Description of the task:
Look at the entries below and reproduce them exactly.

Supplied information:

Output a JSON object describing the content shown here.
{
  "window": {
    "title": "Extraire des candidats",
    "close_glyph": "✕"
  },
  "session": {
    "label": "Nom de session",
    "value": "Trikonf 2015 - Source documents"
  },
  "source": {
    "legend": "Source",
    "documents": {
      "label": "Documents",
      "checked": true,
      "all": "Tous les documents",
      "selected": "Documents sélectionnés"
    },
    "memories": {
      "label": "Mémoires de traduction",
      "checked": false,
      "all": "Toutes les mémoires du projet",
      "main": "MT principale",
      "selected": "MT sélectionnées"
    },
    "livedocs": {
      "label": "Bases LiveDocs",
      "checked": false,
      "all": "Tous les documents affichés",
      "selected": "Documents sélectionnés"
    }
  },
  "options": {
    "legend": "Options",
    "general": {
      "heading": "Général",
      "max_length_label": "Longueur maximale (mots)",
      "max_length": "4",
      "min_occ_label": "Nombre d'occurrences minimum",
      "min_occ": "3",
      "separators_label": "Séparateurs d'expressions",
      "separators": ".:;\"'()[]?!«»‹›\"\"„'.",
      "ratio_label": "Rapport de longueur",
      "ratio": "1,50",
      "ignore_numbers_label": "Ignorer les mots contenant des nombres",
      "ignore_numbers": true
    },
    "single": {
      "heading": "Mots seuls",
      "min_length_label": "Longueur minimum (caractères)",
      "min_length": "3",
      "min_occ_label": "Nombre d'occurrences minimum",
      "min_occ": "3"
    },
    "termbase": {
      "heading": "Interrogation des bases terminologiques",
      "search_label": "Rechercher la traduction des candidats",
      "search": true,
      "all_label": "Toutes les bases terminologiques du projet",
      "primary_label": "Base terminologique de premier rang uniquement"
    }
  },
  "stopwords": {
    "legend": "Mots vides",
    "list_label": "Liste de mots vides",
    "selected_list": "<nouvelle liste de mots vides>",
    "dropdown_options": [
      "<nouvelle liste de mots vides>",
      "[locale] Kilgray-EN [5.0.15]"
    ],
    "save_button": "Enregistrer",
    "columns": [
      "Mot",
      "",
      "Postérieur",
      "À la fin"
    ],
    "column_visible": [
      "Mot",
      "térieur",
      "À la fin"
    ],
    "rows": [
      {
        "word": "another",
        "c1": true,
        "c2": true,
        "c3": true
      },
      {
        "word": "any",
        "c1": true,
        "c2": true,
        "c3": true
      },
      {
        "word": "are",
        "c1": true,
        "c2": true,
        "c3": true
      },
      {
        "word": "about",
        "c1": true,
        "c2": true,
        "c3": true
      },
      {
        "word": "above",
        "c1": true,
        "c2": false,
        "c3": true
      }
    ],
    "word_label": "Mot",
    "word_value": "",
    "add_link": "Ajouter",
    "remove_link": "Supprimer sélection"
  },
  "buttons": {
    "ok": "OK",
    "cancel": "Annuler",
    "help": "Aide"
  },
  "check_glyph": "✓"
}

Result of the exercise:
Output a JSON object describing the content shown here.
{
  "window": {
    "title": "Extraire des candidats",
    "close_glyph": "✕"
  },
  "session": {
    "label": "Nom de session",
    "value": "Trikonf 2015 - Source documents"
  },
  "source": {
    "legend": "Source",
    "documents": {
      "label": "Documents",
      "checked": true,
      "all": "Tous les documents",
      "selected": "Documents sélectionnés"
    },
    "memories": {
      "label": "Mémoires de traduction",
      "checked": false,
      "all": "Toutes les mémoires du projet",
      "main": "MT principale",
      "selected": "MT sélectionnées"
    },
    "livedocs": {
      "label": "Bases LiveDocs",
      "checked": false,
      "all": "Tous les documents affichés",
      "selected": "Documents sélectionnés"
    }
  },
  "options": {
    "legend": "Options",
    "general": {
      "heading": "Général",
      "max_length_label": "Longueur maximale (mots)",
      "max_length": "4",
      "min_occ_label": "Nombre d'occurrences minimum",
      "min_occ": "3",
      "separators_label": "Séparateurs d'expressions",
      "separators": ".:;\"'()[]?!«»‹›\"\"„'.",
      "ratio_label": "Rapport de longueur",
      "ratio": "1,50",
      "ignore_numbers_label": "Ignorer les mots contenant des nombres",
      "ignore_numbers": true
    },
    "single": {
      "heading": "Mots seuls",
      "min_length_label": "Longueur minimum (caractères)",
      "min_length": "3",
      "min_occ_label": "Nombre d'occurrences minimum",
      "min_occ": "3"
    },
    "termbase": {
      "heading": "Interrogation des bases terminologiques",
      "search_label": "Rechercher la traduction des candidats",
      "search": true,
      "all_label": "Toutes les bases terminologiques du projet",
      "primary_label": "Base terminologique de premier rang uniquement"
    }
  },
  "stopwords": {
    "legend": "Mots vides",
    "list_label": "Liste de mots vides",
    "selected_list": "<nouvelle liste de mots vides>",
    "dropdown_options": [
      "<nouvelle liste de mots vides>",
      "[locale] Kilgray-EN [5.0.15]"
    ],
    "save_button": "Enregistrer",
    "columns": [
      "Mot",
      "",
      "Postérieur",
      "À la fin"
    ],
    "column_visible": [
      "Mot",
      "térieur",
      "À la fin"
    ],
    "rows": [
      {
        "word": "another",
        "c1": true,
        "c2": true,
        "c3": true
      },
      {
        "word": "any",
        "c1": true,
        "c2": true,
        "c3": true
      },
      {
        "word": "are",
        "c1": true,
        "c2": true,
        "c3": true
      },
      {
        "word": "about",
        "c1": true,
        "c2": true,
        "c3": true
      },
      {
        "word": "above",
        "c1": true,
        "c2": false,
        "c3": true
      }
    ],
    "word_label": "Mot",
    "word_value": "",
    "add_link": "Ajouter",
    "remove_link": "Supprimer sélection"
  },
  "buttons": {
    "ok": "OK",
    "cancel": "Annuler",
    "help": "Aide"
  },
  "check_glyph": "✓"
}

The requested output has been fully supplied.